**What you are asked to do**
Extend the forum thread comparing the Camping and Caravanning Club with the Caravan Club, picking up after its final line.

**Page extract**
☆ ☆ ☆ ☆

Sorry, but it's fully booked because people want to go there, nowt to do with the advance booking deposit or lack of it!

Gary.


----------



## 113016 (Jun 5, 2008)

From my point of view, the weekends are usually fully booked and stop members booking a week or more.
If members could get booked for a longer period, then the weekday slots would fill up a little. Maybe they should keep so many places for a 7 day or more camper.
It has certainly stopped us going.


----------



## turls (Mar 18, 2007)

:twisted: :twisted: :twisted: 
Hello please can someone comment on which is the better club to join 
camping and caravaning club or the caravaning club ???

mant thanks Nick

:roll: :twisted: :lol: :lol:


----------



## Pudsey_Bear (Sep 25, 2008)

turls said:


> :twisted: :twisted: :twisted:
> Hello please can someone comment on which is the better club to join
> camping and caravaning club or the caravaning club ???
> 
> ...


We've not really looked at either as we wild camp, but we had been considering the odd CL to recharge and re fill and empty in areas where it's not so easy, so whichever has the CLs for us CC OR CCC not sure which it is


----------



## bognormike (May 10, 2005)

turls said:


> :twisted: :twisted: :twisted:
> Hello please can someone comment on which is the better club to join
> camping and caravaning club or the caravaning club ???
> 
> ...


Nick

have a look at this recent thread

http://www.motorhomefacts.com/ftopic-135355-0-days0-orderasc-.html


----------



## papaken (Nov 21, 2010)

C&CC FOR ME 
never had a problem booking and never been dissapointed with facilities.  
Only hiccup was unable to book one night stopover at main sites in the peak time.


----------



## Matchlock (Jun 26, 2010)

CurlyBoy said:


> We are currently very comfortably pitched on the CC site in Bristol, yes I know it's expensive at £17 a night, but good value for the convenience and security of camping in a city center, don't you think.
> Curlyboy


I find it hard to think how you find it expensive for such a central site.
I am booking the C&CC site at Conkers for the end of the month, I only needed one night but apparently I have to book two minimum, this works out at £17.30 per night with myself and wife even though I am claiming the old gits allowance.
I often see on the forum that people complain that CC is more expensive than the C&CC, am I doing something wrong?

Barry


----------



## Annsman (Nov 8, 2007)

☆ ☆ ☆ ☆

**Data under study**
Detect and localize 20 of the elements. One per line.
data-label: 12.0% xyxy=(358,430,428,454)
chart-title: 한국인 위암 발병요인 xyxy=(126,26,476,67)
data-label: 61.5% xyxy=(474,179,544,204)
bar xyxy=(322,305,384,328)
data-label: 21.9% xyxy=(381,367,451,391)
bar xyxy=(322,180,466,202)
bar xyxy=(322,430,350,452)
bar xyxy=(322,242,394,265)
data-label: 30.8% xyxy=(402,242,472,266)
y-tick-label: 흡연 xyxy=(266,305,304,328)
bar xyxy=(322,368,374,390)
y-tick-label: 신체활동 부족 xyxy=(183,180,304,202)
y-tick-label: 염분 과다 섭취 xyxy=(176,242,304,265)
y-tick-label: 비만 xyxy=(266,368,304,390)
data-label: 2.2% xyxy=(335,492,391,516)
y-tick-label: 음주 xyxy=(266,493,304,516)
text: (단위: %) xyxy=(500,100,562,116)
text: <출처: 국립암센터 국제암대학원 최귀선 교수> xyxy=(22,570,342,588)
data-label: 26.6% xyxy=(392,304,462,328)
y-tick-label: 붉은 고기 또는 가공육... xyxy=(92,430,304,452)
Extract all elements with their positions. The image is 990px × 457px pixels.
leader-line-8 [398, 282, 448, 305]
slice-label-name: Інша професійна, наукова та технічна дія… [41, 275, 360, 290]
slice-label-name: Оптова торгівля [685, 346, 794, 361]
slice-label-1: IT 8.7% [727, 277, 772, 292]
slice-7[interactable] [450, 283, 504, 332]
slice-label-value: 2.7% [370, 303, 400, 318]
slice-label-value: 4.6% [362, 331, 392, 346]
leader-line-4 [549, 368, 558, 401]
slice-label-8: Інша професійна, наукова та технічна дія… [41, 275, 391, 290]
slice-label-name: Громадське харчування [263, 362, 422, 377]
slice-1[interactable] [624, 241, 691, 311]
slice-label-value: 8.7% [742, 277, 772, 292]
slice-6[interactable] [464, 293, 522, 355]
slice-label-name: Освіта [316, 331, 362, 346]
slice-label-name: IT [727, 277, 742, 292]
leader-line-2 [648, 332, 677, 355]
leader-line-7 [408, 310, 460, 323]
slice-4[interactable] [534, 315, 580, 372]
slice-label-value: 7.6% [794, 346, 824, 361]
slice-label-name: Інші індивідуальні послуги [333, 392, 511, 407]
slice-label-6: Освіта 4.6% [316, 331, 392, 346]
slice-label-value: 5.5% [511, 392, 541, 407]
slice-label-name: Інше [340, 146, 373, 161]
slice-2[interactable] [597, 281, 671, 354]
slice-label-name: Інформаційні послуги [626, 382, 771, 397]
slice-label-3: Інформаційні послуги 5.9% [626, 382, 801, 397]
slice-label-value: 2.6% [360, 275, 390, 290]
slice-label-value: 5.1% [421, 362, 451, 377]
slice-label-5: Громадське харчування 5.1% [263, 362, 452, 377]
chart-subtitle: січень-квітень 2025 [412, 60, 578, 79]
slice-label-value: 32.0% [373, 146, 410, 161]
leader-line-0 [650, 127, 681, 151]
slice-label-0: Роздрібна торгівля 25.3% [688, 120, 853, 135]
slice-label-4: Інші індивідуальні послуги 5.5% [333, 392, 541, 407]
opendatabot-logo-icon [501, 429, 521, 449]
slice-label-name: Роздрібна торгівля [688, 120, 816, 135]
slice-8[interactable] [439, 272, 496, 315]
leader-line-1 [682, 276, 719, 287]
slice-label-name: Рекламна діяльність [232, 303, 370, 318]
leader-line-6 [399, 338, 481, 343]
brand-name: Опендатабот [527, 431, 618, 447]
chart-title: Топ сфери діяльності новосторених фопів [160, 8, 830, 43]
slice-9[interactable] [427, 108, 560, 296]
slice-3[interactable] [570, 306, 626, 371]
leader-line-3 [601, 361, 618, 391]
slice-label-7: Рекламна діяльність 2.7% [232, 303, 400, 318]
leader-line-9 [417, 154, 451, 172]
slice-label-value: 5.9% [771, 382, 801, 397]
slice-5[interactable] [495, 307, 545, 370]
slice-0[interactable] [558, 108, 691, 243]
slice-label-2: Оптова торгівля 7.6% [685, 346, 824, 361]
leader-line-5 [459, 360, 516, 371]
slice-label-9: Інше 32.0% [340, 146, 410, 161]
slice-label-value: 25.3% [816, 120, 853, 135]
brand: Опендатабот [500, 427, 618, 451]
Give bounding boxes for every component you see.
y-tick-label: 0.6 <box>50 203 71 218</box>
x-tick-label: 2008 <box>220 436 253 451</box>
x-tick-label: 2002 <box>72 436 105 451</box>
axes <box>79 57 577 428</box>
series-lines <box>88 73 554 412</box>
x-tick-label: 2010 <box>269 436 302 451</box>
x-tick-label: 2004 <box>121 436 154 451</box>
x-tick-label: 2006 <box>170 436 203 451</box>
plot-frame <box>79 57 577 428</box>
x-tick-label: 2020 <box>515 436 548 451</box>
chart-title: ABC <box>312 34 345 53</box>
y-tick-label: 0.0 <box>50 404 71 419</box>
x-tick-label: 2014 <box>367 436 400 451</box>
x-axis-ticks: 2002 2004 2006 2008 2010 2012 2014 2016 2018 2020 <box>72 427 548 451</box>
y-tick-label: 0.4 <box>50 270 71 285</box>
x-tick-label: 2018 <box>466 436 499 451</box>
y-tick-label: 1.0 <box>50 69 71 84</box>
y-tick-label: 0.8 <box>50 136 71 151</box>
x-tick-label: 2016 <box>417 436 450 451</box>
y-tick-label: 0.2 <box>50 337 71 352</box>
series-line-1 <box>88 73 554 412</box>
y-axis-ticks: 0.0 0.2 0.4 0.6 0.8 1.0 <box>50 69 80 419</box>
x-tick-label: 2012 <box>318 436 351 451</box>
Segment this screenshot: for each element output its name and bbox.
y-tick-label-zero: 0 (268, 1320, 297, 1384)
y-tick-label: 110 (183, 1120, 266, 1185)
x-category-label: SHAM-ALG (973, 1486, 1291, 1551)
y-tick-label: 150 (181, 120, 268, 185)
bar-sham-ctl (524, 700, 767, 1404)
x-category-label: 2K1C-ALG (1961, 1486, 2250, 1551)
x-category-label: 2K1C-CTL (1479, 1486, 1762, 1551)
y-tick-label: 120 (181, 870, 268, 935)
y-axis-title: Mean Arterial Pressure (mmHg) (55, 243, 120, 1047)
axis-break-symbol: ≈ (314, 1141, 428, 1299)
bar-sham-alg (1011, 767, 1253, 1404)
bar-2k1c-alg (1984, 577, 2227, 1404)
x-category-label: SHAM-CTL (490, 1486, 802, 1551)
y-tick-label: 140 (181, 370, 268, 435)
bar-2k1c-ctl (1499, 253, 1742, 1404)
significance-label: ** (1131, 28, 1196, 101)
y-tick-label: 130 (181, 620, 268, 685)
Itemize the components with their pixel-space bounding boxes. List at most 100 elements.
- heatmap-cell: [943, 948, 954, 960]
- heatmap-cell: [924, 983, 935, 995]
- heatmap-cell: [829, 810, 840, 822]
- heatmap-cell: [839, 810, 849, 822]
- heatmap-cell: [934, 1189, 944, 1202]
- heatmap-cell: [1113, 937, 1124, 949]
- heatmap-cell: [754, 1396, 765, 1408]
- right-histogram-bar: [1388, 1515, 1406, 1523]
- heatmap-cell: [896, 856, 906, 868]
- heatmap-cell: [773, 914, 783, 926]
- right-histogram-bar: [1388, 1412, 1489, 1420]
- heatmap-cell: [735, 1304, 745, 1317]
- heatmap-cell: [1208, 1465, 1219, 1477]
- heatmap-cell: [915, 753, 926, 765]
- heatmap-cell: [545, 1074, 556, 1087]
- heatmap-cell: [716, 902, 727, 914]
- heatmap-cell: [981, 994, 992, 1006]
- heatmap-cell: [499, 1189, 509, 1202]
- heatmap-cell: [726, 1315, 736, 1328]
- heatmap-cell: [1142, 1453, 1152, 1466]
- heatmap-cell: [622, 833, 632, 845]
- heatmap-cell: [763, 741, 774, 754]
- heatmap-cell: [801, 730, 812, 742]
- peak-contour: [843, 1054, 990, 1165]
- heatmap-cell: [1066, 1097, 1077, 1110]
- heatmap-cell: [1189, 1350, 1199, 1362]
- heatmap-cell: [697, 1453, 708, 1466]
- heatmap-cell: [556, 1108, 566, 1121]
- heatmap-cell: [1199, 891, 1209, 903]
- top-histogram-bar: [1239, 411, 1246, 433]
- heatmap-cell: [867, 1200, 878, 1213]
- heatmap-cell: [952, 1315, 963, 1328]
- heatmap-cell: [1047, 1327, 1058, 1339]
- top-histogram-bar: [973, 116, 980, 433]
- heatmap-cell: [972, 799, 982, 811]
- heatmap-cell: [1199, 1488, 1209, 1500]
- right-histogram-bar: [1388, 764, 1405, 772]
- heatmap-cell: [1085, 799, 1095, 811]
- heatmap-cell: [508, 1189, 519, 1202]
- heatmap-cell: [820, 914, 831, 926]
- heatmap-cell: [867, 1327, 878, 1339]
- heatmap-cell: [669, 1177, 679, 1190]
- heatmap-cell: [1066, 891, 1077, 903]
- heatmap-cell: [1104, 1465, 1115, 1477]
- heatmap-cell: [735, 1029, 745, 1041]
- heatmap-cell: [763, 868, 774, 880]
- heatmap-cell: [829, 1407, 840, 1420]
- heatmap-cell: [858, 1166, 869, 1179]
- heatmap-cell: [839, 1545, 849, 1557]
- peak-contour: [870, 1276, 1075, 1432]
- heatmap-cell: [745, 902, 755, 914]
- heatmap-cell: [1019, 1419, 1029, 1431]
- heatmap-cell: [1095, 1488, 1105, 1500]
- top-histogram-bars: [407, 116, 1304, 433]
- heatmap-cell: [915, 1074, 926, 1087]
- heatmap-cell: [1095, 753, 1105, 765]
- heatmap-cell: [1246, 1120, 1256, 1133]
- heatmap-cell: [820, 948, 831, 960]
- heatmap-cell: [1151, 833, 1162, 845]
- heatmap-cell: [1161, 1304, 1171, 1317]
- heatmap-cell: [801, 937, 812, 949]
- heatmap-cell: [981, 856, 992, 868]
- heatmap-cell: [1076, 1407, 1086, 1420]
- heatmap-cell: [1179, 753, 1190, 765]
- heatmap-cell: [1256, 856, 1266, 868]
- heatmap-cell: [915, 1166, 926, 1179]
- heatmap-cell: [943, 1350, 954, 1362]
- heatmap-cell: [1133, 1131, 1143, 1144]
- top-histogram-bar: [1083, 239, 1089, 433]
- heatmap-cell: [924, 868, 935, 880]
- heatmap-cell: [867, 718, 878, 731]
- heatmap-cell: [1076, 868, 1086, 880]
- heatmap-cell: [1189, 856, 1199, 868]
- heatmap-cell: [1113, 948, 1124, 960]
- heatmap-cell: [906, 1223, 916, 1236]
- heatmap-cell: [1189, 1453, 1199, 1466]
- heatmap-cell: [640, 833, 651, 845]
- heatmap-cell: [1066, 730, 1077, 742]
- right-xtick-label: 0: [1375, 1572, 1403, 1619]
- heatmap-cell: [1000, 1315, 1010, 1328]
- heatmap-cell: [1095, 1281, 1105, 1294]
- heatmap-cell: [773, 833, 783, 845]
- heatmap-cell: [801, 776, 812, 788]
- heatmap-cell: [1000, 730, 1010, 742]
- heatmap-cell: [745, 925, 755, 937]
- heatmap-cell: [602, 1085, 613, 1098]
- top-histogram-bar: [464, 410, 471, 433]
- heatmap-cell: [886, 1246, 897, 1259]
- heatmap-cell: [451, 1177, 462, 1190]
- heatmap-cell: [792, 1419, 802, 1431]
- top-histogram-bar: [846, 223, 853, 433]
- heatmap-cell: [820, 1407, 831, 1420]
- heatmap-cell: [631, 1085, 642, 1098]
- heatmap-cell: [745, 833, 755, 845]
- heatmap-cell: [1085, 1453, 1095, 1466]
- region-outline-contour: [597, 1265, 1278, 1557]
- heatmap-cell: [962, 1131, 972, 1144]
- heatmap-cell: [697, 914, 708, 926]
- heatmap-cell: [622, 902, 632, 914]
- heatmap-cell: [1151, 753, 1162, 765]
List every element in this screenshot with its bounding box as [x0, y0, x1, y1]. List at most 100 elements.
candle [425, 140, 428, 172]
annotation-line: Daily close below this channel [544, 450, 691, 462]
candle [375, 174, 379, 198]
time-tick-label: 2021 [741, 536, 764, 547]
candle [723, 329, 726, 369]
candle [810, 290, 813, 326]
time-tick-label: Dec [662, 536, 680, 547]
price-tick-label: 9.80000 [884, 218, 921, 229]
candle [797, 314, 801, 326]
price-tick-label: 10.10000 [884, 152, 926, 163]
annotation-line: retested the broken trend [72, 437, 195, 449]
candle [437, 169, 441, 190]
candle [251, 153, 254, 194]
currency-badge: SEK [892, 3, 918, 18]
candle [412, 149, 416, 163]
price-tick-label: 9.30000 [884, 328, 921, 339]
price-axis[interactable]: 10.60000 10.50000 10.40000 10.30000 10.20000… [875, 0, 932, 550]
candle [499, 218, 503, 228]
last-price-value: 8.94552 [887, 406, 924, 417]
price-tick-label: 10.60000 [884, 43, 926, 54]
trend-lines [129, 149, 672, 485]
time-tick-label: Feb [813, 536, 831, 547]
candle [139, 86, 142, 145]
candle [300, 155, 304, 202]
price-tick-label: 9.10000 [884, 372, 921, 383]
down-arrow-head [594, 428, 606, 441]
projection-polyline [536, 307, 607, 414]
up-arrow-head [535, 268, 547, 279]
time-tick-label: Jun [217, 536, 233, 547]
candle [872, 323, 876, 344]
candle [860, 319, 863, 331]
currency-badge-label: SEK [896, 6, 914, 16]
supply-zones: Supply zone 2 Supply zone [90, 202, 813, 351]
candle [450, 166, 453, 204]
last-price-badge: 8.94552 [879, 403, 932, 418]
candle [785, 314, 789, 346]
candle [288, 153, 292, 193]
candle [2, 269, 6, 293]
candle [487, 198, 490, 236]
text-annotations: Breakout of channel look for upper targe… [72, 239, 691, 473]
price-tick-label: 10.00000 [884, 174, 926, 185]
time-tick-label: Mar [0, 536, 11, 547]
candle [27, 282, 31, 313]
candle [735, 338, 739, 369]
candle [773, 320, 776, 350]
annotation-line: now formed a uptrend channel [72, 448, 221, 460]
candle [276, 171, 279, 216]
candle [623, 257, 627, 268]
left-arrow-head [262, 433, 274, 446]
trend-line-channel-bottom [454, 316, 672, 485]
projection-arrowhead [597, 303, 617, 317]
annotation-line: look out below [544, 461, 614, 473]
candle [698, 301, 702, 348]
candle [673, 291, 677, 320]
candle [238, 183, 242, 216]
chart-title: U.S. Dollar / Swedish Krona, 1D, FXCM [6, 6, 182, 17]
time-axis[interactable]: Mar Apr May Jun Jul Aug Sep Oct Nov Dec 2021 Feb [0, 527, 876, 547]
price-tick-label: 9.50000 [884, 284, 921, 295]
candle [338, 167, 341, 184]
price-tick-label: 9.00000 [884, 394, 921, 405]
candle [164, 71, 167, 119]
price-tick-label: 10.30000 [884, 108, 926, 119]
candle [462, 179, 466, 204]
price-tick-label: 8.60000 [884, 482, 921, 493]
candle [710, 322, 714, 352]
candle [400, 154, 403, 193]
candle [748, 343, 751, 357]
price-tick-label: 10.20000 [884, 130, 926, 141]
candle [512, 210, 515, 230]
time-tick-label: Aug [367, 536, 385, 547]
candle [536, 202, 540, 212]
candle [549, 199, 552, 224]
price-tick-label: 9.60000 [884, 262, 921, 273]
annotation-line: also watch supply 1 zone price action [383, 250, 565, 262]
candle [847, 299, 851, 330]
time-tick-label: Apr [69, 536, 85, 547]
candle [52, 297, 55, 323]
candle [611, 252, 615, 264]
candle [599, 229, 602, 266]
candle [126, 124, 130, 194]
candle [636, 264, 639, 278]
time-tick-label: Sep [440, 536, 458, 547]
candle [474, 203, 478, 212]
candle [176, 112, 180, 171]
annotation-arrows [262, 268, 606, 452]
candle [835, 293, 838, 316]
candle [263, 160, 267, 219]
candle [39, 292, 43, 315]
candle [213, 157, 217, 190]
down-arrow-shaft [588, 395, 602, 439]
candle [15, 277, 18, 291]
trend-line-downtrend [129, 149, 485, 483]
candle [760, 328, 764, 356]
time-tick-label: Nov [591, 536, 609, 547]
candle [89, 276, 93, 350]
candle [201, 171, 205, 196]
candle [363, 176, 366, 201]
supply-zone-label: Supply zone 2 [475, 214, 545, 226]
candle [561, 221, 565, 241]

☆ ☆ ☆ ☆

**Task response**
For over 55's the C&CC can work out cheaper because they have the Age Concession price. This can work out at about £3 off the fee. Some sites even have this all year round so on some sites in the low season it can be £11.75 a night for two people on a service pitch, and less than £15.00 in the high.


----------



## Matchlock (Jun 26, 2010)

I am claiming the over 55's allowance but the fact that I have to stay a minimum of 2 nights really pushes the price up, I often only book 1 night with the CC when touring.
I tend to book sites on where "I" want to go and not necessarily where the cheapest are.

Barry


----------



## Annsman (Nov 8, 2007)

I don't think you need to book for two nights on C&CC sites unless its the high season. C&CC sites tend to be more welcoming to people just arriving without prebooking than CC sites. Depending on what time of the night you turn up of course! Plus when the grass only pitches have dried out you don't have to pay for the EHU, so that's cheaper again!


----------



## Matchlock (Jun 26, 2010)

I don't consider January High season, tried to book Conkers for Sat the 26th leaving on the 27th, only needed one night but the site would not let me so have to book for 2 nights!

Barry


----------



## bognormike (May 10, 2005)

the CCC 2 night rule is only for weekend bookings on services pitches. You can book single nights for standard pitches (I know, not much use this time of year!). And I've always found the site teams amenable to turning up for one night at weekends, I go to the Oxford site sometimes for football, and can call & check that they have space - not had a problem getting a pitch.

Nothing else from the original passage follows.